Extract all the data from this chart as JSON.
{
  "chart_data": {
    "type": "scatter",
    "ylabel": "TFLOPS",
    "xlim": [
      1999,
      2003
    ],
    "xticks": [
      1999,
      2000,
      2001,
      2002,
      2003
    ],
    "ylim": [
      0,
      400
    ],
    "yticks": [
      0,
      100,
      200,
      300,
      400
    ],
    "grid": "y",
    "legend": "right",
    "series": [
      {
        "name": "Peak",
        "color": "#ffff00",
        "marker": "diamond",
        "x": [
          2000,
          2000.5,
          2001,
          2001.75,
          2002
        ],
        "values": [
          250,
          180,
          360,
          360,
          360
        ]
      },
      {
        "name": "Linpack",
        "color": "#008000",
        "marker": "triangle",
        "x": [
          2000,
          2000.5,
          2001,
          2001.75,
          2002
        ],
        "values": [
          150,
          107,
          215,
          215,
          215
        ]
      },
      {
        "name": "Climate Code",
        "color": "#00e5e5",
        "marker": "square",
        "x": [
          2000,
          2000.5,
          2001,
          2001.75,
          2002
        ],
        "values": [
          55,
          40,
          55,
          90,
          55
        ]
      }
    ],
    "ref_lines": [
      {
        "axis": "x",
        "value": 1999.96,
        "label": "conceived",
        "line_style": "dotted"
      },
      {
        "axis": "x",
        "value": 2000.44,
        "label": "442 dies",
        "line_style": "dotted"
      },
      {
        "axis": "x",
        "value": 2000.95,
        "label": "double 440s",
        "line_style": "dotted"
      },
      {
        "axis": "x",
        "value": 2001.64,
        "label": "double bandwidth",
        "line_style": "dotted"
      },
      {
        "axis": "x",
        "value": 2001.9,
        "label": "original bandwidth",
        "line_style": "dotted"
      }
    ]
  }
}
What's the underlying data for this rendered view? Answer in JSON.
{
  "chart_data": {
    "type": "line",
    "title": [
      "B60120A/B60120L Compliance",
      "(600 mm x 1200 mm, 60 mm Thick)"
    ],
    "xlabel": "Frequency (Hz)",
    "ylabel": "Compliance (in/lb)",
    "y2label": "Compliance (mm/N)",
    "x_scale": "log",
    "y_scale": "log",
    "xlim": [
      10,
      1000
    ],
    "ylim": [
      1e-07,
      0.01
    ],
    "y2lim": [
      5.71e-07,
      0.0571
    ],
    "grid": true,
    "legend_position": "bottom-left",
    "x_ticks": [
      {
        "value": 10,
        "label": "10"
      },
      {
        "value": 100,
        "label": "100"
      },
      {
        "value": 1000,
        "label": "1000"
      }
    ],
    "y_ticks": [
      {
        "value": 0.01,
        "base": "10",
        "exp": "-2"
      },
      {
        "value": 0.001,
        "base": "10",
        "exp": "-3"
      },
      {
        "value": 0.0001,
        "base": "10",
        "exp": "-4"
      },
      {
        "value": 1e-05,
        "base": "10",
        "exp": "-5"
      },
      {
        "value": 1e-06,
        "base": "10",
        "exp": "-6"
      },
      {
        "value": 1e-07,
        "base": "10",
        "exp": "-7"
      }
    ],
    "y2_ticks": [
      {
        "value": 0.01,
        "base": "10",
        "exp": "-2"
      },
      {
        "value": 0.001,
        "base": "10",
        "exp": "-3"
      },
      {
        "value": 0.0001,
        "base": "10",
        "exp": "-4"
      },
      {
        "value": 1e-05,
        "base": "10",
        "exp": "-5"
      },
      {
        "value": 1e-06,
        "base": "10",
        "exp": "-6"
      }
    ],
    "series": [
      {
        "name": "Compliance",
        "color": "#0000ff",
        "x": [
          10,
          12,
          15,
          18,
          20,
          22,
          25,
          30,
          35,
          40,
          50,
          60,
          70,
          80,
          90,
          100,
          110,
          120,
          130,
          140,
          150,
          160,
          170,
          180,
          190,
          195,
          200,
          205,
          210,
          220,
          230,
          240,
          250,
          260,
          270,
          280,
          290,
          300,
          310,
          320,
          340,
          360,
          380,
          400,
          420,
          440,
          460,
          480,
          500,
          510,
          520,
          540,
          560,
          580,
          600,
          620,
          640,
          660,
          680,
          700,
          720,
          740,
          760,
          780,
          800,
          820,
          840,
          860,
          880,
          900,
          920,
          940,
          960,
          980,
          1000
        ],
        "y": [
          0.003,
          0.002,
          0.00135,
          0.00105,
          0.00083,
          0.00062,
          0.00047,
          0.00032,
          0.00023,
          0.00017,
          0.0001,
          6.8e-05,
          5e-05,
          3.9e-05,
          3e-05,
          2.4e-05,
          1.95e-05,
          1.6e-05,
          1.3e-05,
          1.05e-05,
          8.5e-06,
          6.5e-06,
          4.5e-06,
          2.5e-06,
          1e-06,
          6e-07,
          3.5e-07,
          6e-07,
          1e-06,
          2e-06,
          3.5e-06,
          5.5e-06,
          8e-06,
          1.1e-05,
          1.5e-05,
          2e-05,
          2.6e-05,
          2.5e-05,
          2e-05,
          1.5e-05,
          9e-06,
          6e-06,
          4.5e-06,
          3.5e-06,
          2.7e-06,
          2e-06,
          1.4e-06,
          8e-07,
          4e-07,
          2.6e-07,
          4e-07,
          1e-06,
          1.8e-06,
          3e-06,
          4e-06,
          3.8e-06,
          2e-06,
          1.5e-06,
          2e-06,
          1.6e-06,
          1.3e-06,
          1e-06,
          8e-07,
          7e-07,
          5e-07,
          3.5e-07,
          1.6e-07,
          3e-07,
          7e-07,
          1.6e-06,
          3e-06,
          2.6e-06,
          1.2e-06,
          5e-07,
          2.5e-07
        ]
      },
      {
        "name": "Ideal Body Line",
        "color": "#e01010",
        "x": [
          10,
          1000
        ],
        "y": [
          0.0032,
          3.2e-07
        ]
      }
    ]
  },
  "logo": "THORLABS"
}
• • •
Which lines hold the word "JSON"? Copy every one of them.

_OUTPUT OF THE TASK:_
Extract all the data from this chart as JSON.
What's the underlying data for this rendered view? Answer in JSON.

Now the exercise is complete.